§ Given exercise
Tally each line where the word "Кількість" occurs, then give only the total.

◆ ◆ ◆ ◆

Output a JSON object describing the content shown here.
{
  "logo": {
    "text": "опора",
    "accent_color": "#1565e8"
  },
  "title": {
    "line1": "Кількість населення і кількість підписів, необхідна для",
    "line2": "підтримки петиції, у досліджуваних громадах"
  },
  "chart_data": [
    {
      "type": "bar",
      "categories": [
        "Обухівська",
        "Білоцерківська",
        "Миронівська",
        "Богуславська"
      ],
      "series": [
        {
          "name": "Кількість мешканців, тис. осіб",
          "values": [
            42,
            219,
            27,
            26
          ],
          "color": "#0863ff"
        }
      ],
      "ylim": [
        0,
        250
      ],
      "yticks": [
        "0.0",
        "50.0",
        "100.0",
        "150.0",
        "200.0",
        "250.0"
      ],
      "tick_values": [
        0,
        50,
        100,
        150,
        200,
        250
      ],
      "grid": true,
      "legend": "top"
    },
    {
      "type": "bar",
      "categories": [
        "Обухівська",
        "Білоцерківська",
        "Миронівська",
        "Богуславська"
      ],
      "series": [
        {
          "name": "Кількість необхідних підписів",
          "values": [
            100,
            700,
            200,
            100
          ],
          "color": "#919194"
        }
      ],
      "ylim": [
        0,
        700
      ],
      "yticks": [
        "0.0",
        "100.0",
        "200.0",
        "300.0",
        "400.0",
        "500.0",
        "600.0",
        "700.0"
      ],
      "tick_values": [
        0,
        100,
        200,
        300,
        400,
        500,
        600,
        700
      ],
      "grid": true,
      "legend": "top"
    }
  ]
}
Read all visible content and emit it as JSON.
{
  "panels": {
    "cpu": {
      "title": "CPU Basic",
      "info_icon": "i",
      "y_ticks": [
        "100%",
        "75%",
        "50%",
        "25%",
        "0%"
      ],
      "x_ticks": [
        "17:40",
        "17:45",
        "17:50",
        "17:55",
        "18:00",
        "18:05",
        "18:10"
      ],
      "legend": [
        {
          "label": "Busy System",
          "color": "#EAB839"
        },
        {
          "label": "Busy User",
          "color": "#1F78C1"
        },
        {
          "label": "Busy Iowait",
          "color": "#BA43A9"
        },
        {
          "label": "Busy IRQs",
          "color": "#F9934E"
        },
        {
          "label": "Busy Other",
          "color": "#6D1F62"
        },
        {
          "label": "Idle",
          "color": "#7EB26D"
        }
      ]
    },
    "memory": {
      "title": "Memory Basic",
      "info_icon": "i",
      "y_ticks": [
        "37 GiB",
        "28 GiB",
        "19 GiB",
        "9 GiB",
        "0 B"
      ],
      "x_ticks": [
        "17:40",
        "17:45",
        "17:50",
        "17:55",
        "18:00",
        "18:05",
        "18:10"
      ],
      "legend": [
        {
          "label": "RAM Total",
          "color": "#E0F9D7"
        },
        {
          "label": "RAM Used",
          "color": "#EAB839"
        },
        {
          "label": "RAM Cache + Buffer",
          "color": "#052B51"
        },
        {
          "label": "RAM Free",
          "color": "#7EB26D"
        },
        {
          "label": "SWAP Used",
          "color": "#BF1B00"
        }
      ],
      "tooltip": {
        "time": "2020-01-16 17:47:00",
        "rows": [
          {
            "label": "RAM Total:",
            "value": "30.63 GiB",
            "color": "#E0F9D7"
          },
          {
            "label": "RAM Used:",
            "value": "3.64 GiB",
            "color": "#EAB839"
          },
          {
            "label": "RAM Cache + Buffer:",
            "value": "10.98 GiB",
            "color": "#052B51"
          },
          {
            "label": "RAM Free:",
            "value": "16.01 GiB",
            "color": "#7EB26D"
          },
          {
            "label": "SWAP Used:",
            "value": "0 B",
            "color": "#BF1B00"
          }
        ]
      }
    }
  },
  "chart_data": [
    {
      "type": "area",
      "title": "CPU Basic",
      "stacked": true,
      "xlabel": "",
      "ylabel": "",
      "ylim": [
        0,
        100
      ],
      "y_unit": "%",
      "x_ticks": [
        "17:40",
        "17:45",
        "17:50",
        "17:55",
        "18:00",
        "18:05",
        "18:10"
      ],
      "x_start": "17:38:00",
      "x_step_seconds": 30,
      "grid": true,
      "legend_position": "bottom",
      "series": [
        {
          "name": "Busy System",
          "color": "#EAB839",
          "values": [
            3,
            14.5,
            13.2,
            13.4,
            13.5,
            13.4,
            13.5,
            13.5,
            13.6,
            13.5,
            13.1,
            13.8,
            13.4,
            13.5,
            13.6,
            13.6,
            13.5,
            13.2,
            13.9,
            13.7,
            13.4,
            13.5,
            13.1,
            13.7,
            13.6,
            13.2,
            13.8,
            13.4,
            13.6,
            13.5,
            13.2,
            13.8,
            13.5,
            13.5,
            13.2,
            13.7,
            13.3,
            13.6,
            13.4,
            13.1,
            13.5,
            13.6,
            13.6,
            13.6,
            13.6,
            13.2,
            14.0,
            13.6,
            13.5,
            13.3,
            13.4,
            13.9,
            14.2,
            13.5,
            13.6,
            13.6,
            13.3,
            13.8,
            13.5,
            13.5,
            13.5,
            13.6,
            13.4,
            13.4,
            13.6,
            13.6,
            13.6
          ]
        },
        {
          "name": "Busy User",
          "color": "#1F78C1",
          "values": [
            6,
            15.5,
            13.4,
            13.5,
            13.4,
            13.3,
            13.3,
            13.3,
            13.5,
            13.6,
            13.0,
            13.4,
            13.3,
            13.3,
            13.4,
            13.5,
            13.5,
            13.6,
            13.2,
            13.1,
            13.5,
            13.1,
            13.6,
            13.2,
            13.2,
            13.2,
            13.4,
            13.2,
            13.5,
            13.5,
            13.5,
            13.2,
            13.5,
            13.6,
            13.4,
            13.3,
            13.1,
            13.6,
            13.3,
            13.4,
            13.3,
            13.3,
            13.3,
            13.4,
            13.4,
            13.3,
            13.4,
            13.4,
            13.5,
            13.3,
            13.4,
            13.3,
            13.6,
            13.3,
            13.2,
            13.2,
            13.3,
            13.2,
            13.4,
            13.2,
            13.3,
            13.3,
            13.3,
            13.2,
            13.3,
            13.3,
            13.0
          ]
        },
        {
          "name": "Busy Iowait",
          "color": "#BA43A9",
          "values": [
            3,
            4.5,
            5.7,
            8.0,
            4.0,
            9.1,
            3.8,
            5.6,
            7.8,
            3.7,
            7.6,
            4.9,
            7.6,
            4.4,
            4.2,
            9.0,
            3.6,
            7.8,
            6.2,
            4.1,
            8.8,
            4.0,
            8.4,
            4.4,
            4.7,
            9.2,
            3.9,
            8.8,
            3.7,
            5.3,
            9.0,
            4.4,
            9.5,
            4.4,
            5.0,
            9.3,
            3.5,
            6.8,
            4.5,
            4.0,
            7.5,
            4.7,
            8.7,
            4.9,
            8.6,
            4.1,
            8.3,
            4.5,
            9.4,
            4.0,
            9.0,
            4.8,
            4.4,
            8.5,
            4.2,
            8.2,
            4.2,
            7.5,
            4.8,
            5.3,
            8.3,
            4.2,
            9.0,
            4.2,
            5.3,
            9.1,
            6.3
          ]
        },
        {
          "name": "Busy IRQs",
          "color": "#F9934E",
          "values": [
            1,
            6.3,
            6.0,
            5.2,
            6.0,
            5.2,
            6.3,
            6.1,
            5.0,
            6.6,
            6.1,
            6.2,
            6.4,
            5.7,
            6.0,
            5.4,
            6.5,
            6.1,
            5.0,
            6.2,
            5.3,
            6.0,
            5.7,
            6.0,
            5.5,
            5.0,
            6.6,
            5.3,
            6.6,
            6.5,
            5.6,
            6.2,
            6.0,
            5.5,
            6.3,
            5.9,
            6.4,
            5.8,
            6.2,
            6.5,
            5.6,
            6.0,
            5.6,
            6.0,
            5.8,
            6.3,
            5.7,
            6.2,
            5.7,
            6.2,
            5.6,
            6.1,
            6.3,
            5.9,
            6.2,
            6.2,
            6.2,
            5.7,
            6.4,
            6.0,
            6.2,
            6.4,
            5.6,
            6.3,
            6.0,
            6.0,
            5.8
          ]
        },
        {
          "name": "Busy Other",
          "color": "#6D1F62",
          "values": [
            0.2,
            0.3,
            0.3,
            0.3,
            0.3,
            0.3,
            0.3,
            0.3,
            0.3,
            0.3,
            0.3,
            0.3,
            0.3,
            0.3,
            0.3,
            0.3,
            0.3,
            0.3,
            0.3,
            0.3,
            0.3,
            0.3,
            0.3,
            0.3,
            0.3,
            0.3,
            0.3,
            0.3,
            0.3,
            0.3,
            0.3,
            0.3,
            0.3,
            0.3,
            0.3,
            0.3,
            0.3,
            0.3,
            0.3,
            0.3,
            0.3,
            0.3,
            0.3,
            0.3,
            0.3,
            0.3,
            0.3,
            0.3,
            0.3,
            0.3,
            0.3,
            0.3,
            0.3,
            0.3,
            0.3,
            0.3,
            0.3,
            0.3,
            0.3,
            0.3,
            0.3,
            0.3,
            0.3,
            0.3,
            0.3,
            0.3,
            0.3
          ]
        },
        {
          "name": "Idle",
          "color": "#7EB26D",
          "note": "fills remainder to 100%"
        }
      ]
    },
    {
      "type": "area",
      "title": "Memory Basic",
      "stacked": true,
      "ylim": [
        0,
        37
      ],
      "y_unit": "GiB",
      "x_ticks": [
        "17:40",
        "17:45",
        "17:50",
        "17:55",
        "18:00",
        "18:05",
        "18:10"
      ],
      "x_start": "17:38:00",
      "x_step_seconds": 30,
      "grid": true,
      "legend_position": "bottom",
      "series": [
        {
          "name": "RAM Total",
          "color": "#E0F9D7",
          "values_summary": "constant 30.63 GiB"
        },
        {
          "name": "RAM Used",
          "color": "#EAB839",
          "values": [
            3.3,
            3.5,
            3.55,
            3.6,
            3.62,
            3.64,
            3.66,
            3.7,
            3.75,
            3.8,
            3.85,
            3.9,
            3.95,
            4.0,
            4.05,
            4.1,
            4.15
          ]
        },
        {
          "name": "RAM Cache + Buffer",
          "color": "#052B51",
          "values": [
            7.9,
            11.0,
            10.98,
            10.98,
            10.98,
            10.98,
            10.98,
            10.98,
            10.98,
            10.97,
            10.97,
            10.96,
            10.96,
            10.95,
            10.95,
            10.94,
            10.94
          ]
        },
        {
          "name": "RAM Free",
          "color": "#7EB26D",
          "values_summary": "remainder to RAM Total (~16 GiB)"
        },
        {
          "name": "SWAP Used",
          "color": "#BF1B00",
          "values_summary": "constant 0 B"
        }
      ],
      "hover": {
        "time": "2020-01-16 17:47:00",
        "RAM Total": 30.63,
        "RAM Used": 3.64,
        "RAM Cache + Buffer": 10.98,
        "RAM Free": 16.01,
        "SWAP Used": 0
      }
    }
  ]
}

◆ ◆ ◆ ◆

§ Worked solution
3